§ **WHAT TO PRODUCE**: The line containing "Output a JSON" marks where to begin; quote it and every line after it through the end of the data, exactly as written.

+ + + + +

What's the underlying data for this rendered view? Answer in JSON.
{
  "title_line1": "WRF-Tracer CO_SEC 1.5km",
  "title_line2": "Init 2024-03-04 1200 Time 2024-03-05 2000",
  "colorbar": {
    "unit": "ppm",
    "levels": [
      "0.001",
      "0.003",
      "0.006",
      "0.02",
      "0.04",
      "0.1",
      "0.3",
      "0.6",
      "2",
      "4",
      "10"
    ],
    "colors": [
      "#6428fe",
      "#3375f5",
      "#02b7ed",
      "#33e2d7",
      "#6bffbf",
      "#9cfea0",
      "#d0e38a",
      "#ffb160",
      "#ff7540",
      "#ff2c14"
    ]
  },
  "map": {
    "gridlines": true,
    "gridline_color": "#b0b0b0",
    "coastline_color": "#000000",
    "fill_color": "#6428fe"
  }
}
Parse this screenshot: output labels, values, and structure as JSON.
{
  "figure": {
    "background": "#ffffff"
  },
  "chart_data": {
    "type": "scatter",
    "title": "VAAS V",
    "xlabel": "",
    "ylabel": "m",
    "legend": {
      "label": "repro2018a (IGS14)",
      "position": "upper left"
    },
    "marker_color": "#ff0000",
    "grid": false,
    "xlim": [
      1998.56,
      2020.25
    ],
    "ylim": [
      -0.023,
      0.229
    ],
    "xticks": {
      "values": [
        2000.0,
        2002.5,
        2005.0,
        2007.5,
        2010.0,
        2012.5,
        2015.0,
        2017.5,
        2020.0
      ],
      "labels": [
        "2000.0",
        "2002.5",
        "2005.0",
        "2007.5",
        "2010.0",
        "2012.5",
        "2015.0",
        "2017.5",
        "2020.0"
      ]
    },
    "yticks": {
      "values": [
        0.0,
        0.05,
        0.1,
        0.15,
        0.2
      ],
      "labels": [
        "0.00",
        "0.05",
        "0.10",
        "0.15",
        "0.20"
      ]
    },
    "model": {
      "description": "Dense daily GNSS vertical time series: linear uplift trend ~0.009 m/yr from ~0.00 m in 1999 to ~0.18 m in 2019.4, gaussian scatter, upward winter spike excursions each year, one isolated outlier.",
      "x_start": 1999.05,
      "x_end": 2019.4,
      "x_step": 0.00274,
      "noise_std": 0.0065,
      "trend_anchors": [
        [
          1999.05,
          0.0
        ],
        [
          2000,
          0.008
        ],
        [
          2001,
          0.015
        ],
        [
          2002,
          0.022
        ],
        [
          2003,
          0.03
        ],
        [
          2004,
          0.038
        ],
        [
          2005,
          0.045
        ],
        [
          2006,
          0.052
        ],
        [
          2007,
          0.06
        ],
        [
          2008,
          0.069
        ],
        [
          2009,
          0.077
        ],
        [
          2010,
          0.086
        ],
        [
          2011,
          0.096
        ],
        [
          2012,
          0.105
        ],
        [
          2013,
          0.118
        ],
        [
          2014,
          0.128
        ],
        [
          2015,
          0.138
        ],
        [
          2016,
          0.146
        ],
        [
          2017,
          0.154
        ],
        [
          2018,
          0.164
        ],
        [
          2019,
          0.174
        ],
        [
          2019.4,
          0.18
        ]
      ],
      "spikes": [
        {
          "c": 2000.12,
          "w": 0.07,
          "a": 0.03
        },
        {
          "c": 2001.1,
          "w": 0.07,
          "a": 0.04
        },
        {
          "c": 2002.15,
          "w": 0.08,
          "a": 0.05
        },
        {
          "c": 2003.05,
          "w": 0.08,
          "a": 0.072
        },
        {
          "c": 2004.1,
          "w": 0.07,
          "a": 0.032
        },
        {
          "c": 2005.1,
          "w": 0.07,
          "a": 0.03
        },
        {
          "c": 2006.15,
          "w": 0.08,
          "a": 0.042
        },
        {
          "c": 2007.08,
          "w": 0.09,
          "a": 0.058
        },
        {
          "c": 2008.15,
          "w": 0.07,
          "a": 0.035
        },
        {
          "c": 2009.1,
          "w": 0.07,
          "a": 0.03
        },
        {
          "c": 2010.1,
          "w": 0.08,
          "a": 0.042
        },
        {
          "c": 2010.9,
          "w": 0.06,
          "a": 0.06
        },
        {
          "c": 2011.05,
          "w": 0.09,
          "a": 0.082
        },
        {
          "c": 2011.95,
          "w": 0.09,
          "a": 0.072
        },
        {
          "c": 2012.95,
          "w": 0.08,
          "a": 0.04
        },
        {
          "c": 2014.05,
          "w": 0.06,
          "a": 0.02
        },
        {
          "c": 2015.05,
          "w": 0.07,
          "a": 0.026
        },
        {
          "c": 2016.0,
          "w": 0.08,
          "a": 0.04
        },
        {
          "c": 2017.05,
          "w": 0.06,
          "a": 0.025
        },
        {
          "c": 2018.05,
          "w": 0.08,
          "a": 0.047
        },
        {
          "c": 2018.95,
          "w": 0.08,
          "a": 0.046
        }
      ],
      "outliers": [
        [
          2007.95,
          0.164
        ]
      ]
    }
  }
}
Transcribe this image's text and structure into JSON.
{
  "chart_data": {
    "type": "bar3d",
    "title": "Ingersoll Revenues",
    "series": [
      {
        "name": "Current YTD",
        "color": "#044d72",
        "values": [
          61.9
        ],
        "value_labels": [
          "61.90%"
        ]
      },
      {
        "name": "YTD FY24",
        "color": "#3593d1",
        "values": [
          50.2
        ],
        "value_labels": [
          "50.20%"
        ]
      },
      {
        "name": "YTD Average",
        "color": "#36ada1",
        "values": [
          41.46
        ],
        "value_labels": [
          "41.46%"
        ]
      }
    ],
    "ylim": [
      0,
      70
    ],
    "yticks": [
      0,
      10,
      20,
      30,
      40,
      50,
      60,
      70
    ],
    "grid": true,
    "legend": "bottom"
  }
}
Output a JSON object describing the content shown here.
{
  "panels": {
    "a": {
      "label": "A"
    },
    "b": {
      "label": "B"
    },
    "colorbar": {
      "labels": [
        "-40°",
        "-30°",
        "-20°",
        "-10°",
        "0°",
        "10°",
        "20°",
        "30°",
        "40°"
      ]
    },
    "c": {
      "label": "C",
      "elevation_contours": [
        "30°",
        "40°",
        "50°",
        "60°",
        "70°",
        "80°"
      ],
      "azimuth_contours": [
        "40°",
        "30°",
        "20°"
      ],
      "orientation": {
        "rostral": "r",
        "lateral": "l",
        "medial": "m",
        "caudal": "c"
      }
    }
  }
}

+ + + + +

§ **WRITTEN SOLUTION**:
Output a JSON object describing the content shown here.
{
  "panels": {
    "a": {
      "label": "A"
    },
    "b": {
      "label": "B"
    },
    "colorbar": {
      "labels": [
        "-40°",
        "-30°",
        "-20°",
        "-10°",
        "0°",
        "10°",
        "20°",
        "30°",
        "40°"
      ]
    },
    "c": {
      "label": "C",
      "elevation_contours": [
        "30°",
        "40°",
        "50°",
        "60°",
        "70°",
        "80°"
      ],
      "azimuth_contours": [
        "40°",
        "30°",
        "20°"
      ],
      "orientation": {
        "rostral": "r",
        "lateral": "l",
        "medial": "m",
        "caudal": "c"
      }
    }
  }
}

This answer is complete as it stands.